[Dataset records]
^^^^^^^^^^^^^^^^

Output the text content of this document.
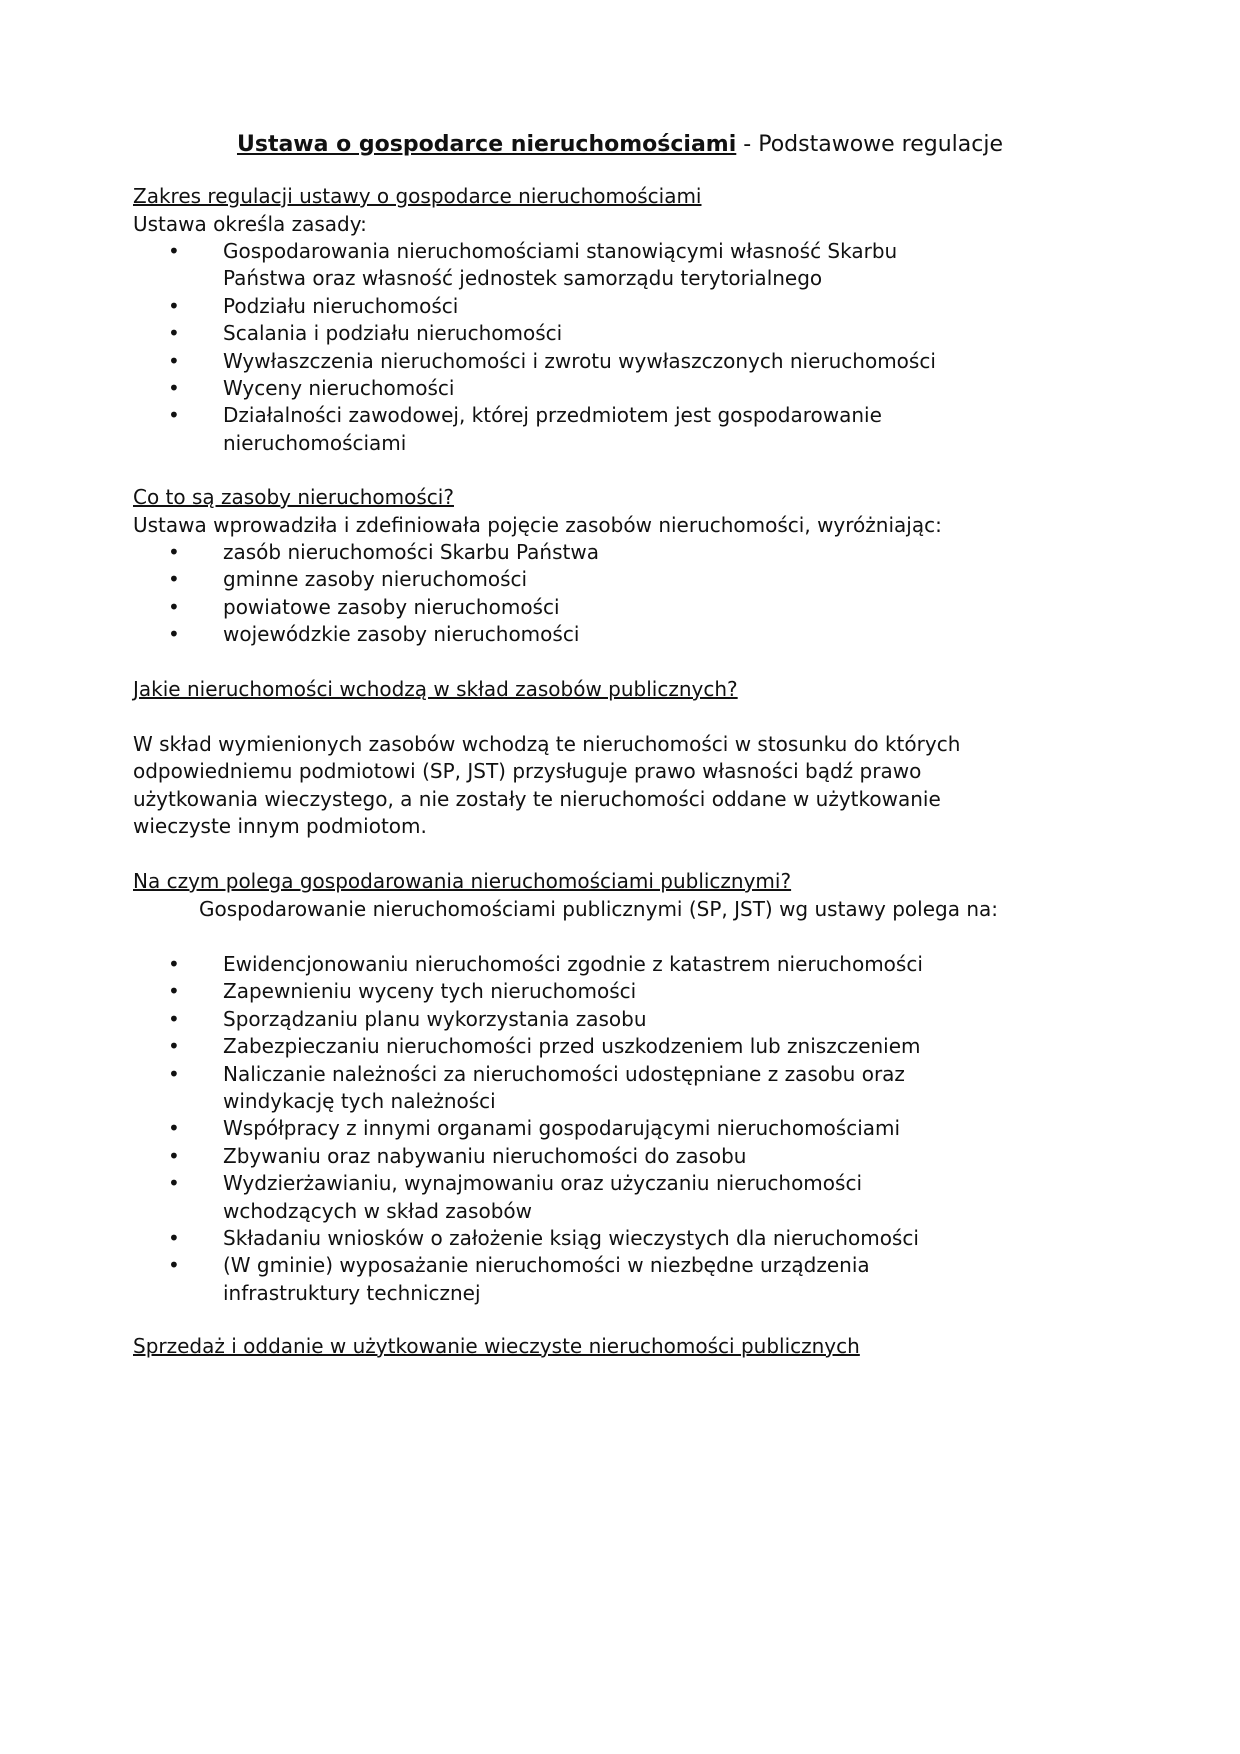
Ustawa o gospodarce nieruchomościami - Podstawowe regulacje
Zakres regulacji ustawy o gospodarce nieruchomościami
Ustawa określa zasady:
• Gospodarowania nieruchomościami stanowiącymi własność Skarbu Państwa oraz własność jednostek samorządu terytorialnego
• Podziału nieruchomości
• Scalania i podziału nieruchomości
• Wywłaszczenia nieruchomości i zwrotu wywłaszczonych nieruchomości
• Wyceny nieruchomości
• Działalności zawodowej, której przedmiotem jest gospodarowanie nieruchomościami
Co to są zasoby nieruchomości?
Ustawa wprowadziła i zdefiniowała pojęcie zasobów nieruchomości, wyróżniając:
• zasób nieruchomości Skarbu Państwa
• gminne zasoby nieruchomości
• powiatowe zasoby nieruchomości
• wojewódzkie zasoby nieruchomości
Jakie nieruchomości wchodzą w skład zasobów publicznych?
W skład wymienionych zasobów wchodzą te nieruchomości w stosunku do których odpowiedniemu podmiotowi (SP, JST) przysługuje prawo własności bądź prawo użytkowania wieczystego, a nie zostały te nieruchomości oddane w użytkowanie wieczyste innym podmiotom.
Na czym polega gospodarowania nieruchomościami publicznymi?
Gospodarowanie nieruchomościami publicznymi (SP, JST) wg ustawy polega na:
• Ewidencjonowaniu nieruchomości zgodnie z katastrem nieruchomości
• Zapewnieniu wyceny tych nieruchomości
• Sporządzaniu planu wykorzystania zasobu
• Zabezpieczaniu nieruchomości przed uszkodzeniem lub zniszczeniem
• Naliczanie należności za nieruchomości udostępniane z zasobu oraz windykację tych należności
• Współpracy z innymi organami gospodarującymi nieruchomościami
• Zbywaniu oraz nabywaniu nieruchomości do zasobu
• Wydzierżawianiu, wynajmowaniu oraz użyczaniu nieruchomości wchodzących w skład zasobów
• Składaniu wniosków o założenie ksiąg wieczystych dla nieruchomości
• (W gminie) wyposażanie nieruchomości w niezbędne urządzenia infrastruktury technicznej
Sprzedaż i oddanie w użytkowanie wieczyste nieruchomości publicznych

^^^^^^^^^^^^^^^^

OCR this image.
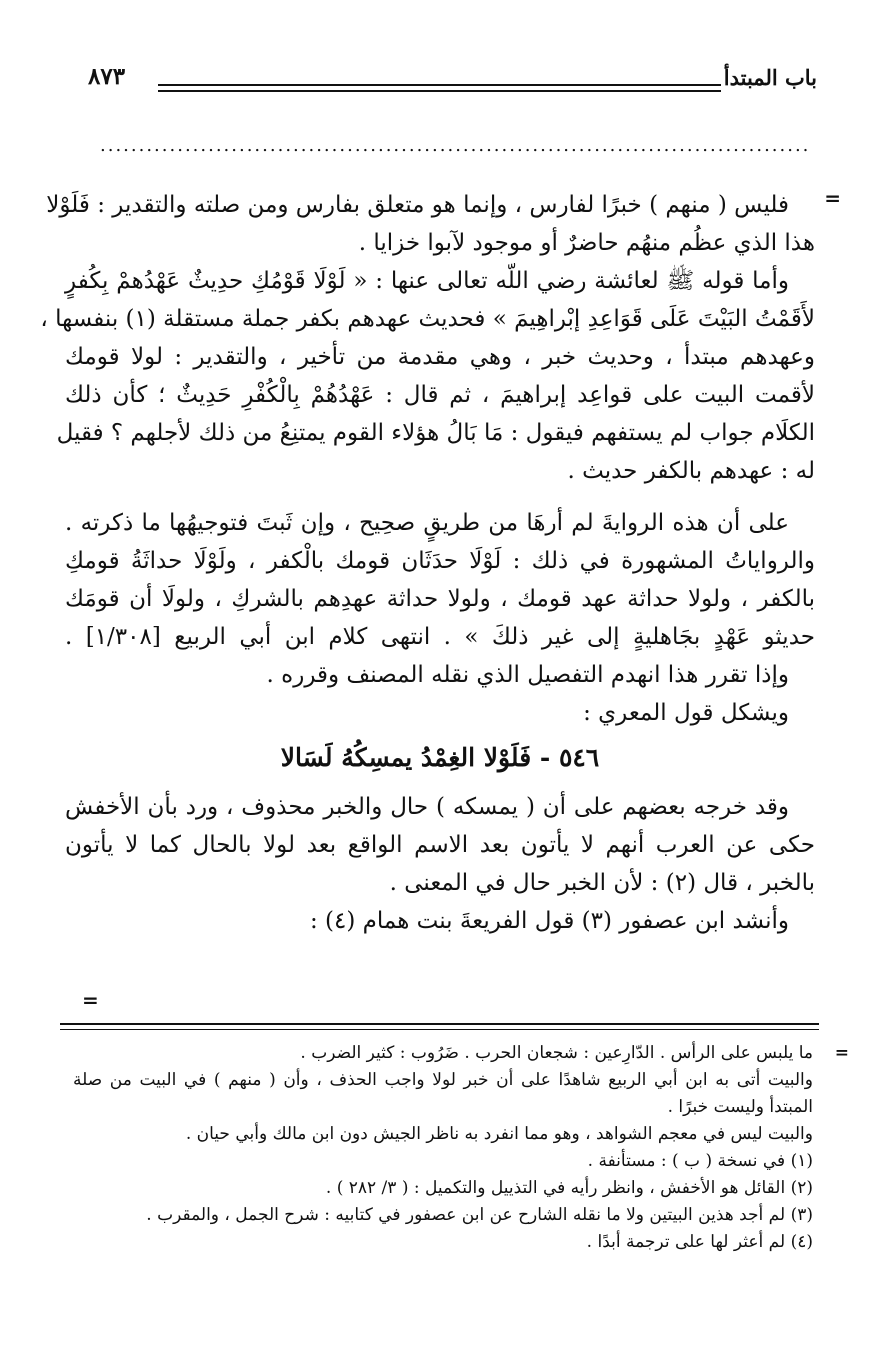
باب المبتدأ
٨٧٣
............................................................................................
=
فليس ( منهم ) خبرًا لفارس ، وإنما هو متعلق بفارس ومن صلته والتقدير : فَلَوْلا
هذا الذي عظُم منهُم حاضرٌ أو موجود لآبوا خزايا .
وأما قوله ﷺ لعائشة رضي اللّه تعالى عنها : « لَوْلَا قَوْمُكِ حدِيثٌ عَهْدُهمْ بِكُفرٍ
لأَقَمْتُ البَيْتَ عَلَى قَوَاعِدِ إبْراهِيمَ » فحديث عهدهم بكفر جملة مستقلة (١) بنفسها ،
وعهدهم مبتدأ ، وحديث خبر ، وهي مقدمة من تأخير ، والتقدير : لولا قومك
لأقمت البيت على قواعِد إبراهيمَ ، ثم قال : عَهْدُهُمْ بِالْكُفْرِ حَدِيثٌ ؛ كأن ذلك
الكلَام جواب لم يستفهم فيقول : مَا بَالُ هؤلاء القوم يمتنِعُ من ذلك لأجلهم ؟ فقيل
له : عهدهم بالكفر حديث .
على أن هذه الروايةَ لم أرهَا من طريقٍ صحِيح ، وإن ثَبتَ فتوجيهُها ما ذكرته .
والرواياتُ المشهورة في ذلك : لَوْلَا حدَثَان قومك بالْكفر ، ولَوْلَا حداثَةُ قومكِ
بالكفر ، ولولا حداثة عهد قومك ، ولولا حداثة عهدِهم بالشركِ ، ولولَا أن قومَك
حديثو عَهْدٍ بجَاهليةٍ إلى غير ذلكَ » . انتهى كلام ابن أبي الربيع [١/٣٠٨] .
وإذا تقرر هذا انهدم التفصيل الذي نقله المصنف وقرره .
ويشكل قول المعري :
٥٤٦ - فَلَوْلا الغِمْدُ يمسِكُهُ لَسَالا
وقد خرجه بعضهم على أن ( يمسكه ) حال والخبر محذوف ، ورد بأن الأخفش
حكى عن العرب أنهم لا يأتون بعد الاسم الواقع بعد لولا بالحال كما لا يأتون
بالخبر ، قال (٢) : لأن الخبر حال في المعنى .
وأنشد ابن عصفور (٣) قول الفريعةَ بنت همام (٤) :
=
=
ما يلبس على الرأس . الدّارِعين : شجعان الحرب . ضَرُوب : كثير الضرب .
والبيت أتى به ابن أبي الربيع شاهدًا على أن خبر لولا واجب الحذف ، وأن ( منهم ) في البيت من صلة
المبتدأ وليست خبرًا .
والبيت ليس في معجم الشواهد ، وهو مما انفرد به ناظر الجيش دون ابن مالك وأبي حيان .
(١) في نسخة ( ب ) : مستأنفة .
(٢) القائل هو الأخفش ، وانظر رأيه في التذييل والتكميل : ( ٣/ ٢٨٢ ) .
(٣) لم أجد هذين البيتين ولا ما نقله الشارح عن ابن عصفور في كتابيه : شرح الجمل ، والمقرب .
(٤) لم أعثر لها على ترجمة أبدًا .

^^^^^^^^^^^^^^^^

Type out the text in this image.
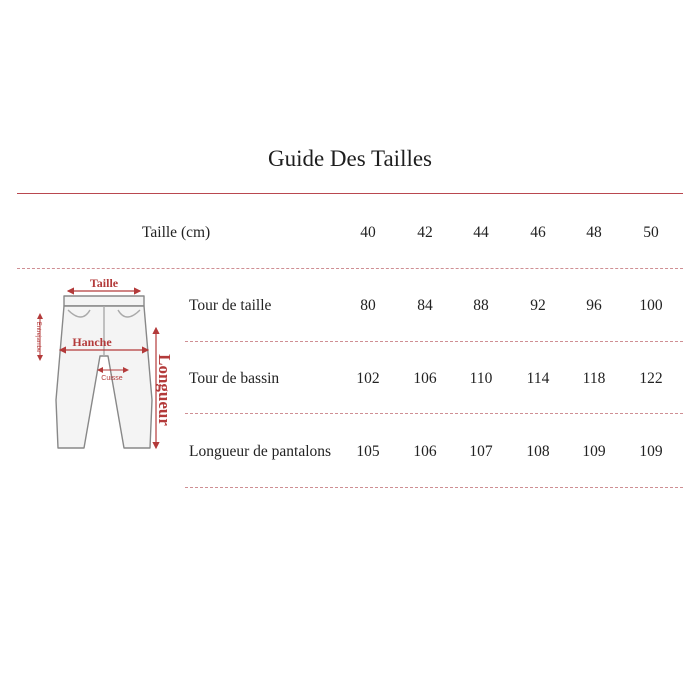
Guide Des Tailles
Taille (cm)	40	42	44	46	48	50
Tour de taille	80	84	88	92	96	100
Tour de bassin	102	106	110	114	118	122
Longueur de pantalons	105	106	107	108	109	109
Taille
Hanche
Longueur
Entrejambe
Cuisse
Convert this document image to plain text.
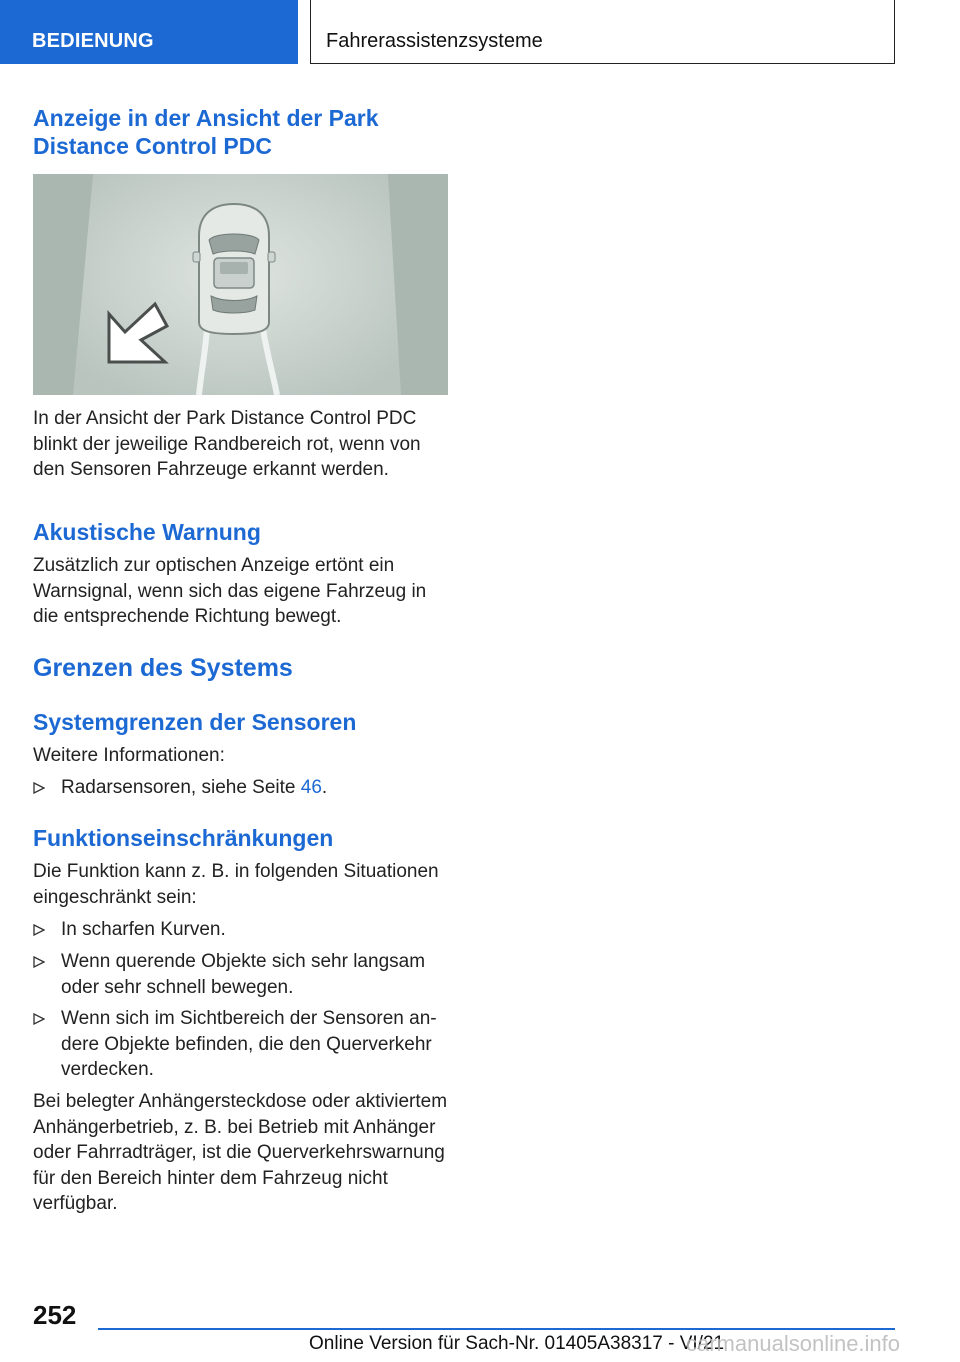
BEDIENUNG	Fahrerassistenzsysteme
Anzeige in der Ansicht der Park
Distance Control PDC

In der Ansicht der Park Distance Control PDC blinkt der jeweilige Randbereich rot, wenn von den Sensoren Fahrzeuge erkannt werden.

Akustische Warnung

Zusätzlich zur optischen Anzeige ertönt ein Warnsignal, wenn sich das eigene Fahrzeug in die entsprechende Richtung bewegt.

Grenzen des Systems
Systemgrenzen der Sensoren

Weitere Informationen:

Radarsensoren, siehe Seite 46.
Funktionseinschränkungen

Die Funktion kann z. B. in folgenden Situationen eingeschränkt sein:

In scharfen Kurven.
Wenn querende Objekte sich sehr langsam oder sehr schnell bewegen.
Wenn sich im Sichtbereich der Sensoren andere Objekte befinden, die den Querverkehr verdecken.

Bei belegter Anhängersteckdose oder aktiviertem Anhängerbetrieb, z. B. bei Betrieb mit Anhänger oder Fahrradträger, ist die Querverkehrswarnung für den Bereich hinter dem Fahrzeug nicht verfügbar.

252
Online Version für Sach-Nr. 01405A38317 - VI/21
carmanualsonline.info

^^^^^^^^^^^^^^^^

### Exercise description
Where a line above contains the word "Państwa", copy that line.

### Solution to this exercise
• Gospodarowania nieruchomościami stanowiącymi własność Skarbu Państwa oraz własność jednostek samorządu terytorialnego
• zasób nieruchomości Skarbu Państwa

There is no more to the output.